### Exercise materials
☆ ☆ ☆

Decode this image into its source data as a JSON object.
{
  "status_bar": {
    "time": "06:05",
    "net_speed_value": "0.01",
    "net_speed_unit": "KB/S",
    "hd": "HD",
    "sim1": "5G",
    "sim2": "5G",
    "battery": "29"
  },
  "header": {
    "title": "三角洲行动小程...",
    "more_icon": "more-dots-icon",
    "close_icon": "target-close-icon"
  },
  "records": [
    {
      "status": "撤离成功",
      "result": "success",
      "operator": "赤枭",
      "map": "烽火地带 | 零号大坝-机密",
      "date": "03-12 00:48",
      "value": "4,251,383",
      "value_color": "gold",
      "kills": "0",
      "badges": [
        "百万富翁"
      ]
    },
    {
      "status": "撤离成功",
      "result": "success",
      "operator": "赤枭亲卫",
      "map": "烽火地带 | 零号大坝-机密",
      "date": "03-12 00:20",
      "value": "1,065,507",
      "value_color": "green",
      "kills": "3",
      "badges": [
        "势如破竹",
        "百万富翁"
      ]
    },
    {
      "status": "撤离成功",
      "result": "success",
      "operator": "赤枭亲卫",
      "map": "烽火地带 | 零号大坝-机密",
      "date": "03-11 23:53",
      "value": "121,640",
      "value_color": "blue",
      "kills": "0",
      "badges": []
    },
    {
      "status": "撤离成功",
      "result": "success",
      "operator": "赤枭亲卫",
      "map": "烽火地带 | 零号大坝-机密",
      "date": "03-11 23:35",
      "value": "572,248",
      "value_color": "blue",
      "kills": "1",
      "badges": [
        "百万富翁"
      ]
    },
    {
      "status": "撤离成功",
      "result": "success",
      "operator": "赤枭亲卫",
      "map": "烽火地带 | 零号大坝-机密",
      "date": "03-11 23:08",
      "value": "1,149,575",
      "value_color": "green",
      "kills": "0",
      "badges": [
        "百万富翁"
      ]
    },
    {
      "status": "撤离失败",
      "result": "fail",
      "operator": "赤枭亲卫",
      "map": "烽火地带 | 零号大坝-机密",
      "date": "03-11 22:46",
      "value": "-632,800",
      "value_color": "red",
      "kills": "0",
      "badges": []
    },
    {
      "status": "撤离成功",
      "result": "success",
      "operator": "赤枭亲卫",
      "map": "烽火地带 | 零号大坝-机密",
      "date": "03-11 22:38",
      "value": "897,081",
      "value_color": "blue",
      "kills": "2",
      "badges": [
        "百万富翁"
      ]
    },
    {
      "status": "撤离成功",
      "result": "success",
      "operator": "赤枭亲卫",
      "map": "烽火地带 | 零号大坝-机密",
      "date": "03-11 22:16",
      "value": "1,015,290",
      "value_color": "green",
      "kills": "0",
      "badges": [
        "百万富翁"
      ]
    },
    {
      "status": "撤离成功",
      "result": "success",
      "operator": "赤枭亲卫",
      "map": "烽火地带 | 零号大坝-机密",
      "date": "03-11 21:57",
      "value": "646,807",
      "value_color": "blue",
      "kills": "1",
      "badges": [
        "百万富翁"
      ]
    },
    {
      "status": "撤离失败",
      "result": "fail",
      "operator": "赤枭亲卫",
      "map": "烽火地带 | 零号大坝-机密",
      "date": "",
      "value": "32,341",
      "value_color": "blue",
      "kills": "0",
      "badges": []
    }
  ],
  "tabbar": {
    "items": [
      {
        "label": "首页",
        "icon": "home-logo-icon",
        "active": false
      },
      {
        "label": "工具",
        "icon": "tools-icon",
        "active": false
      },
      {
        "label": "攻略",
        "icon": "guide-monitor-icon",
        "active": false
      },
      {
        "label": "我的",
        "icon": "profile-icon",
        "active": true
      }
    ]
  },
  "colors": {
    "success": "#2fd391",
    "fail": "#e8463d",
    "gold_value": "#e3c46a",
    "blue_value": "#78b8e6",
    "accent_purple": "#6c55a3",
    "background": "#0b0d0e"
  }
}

☆ ☆ ☆

### What you have to do
Transcribe each entry precisely, missing none.

### Expected output
Decode this image into its source data as a JSON object.
{
  "status_bar": {
    "time": "06:05",
    "net_speed_value": "0.01",
    "net_speed_unit": "KB/S",
    "hd": "HD",
    "sim1": "5G",
    "sim2": "5G",
    "battery": "29"
  },
  "header": {
    "title": "三角洲行动小程...",
    "more_icon": "more-dots-icon",
    "close_icon": "target-close-icon"
  },
  "records": [
    {
      "status": "撤离成功",
      "result": "success",
      "operator": "赤枭",
      "map": "烽火地带 | 零号大坝-机密",
      "date": "03-12 00:48",
      "value": "4,251,383",
      "value_color": "gold",
      "kills": "0",
      "badges": [
        "百万富翁"
      ]
    },
    {
      "status": "撤离成功",
      "result": "success",
      "operator": "赤枭亲卫",
      "map": "烽火地带 | 零号大坝-机密",
      "date": "03-12 00:20",
      "value": "1,065,507",
      "value_color": "green",
      "kills": "3",
      "badges": [
        "势如破竹",
        "百万富翁"
      ]
    },
    {
      "status": "撤离成功",
      "result": "success",
      "operator": "赤枭亲卫",
      "map": "烽火地带 | 零号大坝-机密",
      "date": "03-11 23:53",
      "value": "121,640",
      "value_color": "blue",
      "kills": "0",
      "badges": []
    },
    {
      "status": "撤离成功",
      "result": "success",
      "operator": "赤枭亲卫",
      "map": "烽火地带 | 零号大坝-机密",
      "date": "03-11 23:35",
      "value": "572,248",
      "value_color": "blue",
      "kills": "1",
      "badges": [
        "百万富翁"
      ]
    },
    {
      "status": "撤离成功",
      "result": "success",
      "operator": "赤枭亲卫",
      "map": "烽火地带 | 零号大坝-机密",
      "date": "03-11 23:08",
      "value": "1,149,575",
      "value_color": "green",
      "kills": "0",
      "badges": [
        "百万富翁"
      ]
    },
    {
      "status": "撤离失败",
      "result": "fail",
      "operator": "赤枭亲卫",
      "map": "烽火地带 | 零号大坝-机密",
      "date": "03-11 22:46",
      "value": "-632,800",
      "value_color": "red",
      "kills": "0",
      "badges": []
    },
    {
      "status": "撤离成功",
      "result": "success",
      "operator": "赤枭亲卫",
      "map": "烽火地带 | 零号大坝-机密",
      "date": "03-11 22:38",
      "value": "897,081",
      "value_color": "blue",
      "kills": "2",
      "badges": [
        "百万富翁"
      ]
    },
    {
      "status": "撤离成功",
      "result": "success",
      "operator": "赤枭亲卫",
      "map": "烽火地带 | 零号大坝-机密",
      "date": "03-11 22:16",
      "value": "1,015,290",
      "value_color": "green",
      "kills": "0",
      "badges": [
        "百万富翁"
      ]
    },
    {
      "status": "撤离成功",
      "result": "success",
      "operator": "赤枭亲卫",
      "map": "烽火地带 | 零号大坝-机密",
      "date": "03-11 21:57",
      "value": "646,807",
      "value_color": "blue",
      "kills": "1",
      "badges": [
        "百万富翁"
      ]
    },
    {
      "status": "撤离失败",
      "result": "fail",
      "operator": "赤枭亲卫",
      "map": "烽火地带 | 零号大坝-机密",
      "date": "",
      "value": "32,341",
      "value_color": "blue",
      "kills": "0",
      "badges": []
    }
  ],
  "tabbar": {
    "items": [
      {
        "label": "首页",
        "icon": "home-logo-icon",
        "active": false
      },
      {
        "label": "工具",
        "icon": "tools-icon",
        "active": false
      },
      {
        "label": "攻略",
        "icon": "guide-monitor-icon",
        "active": false
      },
      {
        "label": "我的",
        "icon": "profile-icon",
        "active": true
      }
    ]
  },
  "colors": {
    "success": "#2fd391",
    "fail": "#e8463d",
    "gold_value": "#e3c46a",
    "blue_value": "#78b8e6",
    "accent_purple": "#6c55a3",
    "background": "#0b0d0e"
  }
}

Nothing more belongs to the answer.